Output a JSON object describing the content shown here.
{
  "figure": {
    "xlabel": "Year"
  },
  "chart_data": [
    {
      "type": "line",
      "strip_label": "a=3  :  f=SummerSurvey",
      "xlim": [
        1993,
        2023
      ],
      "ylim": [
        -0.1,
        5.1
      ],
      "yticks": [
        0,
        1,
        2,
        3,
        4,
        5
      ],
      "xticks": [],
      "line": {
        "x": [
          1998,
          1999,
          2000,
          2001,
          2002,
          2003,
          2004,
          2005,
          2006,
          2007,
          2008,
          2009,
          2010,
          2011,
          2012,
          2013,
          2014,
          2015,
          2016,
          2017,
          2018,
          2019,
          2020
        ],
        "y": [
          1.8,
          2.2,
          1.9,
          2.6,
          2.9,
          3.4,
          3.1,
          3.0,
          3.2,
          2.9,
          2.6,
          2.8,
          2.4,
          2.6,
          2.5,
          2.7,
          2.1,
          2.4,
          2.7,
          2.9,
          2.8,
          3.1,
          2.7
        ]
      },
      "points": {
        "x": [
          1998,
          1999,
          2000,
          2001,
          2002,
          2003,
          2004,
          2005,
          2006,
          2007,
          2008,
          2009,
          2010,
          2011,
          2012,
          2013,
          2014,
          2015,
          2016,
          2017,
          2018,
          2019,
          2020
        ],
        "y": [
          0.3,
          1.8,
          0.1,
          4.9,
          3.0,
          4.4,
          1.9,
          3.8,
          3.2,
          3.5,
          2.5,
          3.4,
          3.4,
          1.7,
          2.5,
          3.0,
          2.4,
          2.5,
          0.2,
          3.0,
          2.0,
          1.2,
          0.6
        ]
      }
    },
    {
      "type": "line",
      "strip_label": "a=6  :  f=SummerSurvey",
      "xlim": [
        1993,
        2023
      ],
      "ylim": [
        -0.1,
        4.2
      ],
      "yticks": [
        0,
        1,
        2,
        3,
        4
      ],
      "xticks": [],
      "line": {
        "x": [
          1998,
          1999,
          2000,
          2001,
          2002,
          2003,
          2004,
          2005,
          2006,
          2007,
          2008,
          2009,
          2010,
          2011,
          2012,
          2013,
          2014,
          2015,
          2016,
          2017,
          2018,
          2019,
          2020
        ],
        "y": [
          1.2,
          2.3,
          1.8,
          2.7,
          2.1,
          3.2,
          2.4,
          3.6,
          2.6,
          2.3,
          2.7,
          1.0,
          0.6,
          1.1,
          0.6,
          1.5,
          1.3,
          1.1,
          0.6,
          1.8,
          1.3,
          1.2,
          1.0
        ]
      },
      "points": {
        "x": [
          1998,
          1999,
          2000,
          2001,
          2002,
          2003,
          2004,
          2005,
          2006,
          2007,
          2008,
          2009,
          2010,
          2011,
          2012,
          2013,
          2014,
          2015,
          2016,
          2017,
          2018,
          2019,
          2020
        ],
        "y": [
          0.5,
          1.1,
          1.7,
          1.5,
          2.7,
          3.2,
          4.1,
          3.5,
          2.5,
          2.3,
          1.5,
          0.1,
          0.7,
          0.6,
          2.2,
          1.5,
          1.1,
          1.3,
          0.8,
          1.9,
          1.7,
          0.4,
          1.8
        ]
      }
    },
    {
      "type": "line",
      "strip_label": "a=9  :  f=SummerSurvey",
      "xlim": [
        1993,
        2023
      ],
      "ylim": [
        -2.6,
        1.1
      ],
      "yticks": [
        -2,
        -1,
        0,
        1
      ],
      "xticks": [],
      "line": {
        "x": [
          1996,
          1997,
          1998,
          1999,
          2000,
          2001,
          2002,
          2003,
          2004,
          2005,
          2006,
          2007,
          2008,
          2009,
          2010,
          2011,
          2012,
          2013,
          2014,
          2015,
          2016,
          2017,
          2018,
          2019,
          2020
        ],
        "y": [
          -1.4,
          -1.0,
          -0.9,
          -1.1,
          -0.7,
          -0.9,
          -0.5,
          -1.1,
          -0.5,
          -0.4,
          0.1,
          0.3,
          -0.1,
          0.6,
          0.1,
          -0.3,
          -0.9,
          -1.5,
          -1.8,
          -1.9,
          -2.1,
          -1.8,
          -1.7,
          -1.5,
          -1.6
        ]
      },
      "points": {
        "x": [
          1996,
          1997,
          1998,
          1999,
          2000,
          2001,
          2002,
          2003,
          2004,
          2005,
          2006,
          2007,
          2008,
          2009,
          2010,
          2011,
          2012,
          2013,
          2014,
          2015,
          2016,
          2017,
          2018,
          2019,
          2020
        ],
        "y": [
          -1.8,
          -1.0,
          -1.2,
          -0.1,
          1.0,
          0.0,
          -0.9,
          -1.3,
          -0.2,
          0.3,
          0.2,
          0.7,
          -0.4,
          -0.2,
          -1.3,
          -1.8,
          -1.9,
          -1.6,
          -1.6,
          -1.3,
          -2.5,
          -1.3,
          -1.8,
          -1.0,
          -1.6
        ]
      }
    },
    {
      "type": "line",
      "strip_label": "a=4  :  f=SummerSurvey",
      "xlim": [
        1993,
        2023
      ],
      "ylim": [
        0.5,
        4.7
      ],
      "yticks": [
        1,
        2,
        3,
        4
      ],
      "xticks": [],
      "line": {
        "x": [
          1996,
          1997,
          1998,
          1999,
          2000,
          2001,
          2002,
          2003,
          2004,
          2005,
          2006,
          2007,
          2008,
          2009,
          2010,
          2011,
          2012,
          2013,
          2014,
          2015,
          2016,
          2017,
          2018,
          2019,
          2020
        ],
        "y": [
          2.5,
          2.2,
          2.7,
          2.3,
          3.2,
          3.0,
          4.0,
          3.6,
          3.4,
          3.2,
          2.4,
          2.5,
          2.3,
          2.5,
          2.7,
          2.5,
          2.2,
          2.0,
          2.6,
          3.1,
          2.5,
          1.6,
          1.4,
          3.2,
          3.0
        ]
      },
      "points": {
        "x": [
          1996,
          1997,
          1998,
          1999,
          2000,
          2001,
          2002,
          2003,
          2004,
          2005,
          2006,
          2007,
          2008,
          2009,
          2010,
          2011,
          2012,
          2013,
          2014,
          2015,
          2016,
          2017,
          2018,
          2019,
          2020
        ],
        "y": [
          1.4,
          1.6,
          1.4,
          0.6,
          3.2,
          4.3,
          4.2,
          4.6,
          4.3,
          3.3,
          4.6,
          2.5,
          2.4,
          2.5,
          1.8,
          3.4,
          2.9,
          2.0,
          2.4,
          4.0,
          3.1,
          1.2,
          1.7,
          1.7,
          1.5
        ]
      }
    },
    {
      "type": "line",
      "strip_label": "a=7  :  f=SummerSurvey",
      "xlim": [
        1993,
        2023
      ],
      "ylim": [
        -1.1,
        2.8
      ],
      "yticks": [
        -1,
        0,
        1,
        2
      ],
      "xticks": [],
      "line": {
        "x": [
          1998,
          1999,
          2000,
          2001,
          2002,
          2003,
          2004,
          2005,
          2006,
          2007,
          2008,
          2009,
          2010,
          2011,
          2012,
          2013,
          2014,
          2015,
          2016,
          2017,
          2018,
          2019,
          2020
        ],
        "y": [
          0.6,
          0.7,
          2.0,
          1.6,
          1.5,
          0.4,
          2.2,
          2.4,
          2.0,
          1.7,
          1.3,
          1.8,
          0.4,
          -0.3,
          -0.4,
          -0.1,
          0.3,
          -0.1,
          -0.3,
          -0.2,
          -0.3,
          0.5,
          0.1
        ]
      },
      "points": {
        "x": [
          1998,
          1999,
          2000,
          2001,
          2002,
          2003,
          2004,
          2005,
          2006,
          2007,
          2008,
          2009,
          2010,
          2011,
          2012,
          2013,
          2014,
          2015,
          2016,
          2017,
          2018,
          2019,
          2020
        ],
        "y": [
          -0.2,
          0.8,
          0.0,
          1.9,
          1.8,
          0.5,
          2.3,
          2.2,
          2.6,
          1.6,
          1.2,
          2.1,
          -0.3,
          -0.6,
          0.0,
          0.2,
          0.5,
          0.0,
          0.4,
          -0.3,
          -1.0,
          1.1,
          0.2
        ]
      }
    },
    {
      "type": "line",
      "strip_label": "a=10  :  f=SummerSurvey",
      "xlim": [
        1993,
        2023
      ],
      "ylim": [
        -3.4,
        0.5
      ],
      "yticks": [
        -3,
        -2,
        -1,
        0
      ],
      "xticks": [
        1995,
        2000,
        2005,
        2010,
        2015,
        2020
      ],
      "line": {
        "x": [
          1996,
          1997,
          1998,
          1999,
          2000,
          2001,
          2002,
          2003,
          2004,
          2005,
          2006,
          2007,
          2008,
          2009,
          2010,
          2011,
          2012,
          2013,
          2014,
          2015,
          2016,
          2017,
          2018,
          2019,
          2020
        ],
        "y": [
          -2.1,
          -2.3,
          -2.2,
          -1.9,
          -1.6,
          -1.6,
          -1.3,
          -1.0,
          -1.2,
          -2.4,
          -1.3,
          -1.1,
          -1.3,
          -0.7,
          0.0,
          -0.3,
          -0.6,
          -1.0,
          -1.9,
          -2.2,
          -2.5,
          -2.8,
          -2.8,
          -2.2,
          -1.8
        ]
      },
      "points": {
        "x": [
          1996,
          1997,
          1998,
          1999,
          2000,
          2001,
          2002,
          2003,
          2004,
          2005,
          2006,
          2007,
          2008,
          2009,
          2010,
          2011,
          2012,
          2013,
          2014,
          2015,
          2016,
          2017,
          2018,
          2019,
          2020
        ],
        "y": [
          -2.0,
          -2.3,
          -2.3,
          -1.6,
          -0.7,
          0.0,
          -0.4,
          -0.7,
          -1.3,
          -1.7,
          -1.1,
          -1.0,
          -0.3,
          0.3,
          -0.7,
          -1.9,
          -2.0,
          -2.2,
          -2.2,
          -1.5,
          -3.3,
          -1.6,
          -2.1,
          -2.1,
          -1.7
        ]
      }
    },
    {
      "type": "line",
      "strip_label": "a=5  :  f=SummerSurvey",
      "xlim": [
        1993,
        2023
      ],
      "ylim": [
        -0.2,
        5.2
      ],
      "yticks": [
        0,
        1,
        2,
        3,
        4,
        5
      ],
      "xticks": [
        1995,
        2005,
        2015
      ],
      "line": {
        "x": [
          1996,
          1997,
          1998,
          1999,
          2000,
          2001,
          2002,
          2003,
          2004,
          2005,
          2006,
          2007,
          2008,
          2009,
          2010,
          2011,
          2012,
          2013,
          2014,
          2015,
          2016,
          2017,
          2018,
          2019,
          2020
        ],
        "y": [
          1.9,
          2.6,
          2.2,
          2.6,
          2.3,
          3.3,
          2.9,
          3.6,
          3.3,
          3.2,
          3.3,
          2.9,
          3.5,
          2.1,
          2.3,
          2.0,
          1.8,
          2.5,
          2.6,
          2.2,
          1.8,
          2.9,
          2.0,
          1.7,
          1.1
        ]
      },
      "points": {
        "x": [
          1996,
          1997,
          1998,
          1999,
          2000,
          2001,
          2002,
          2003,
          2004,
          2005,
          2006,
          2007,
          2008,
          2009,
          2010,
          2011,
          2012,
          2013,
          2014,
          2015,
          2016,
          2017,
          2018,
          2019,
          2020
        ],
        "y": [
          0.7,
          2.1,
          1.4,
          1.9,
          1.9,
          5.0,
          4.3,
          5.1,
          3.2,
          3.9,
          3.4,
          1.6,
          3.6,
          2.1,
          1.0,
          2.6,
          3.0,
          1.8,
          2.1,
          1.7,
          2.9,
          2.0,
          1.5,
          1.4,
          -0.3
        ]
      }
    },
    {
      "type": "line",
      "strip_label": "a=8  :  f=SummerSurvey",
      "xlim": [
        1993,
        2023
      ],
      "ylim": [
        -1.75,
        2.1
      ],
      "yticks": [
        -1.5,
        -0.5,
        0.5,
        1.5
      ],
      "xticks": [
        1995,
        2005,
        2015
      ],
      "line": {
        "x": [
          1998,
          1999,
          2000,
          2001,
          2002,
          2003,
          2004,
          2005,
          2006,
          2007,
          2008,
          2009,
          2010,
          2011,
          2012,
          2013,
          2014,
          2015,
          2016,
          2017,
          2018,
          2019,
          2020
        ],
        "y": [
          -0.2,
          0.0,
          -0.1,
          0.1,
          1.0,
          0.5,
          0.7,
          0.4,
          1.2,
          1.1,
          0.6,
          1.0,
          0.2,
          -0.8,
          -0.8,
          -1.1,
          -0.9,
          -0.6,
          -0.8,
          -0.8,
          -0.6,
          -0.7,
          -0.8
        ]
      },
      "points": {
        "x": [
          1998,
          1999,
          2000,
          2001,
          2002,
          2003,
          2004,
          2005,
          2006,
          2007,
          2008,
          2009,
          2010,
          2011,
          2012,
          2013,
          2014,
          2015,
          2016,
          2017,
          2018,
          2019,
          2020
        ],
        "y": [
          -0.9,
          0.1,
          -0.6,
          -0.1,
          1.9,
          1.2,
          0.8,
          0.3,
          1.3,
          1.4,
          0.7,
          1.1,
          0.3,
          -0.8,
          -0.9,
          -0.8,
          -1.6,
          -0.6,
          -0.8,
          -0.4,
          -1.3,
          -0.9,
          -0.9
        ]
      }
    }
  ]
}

● **Task description**: Pick out every line of the listing containing the word "SummerSurvey", and show those lines.

● **Full output**:
      "strip_label": "a=3  :  f=SummerSurvey",
      "strip_label": "a=6  :  f=SummerSurvey",
      "strip_label": "a=9  :  f=SummerSurvey",
      "strip_label": "a=4  :  f=SummerSurvey",
      "strip_label": "a=7  :  f=SummerSurvey",
      "strip_label": "a=10  :  f=SummerSurvey",
      "strip_label": "a=5  :  f=SummerSurvey",
      "strip_label": "a=8  :  f=SummerSurvey",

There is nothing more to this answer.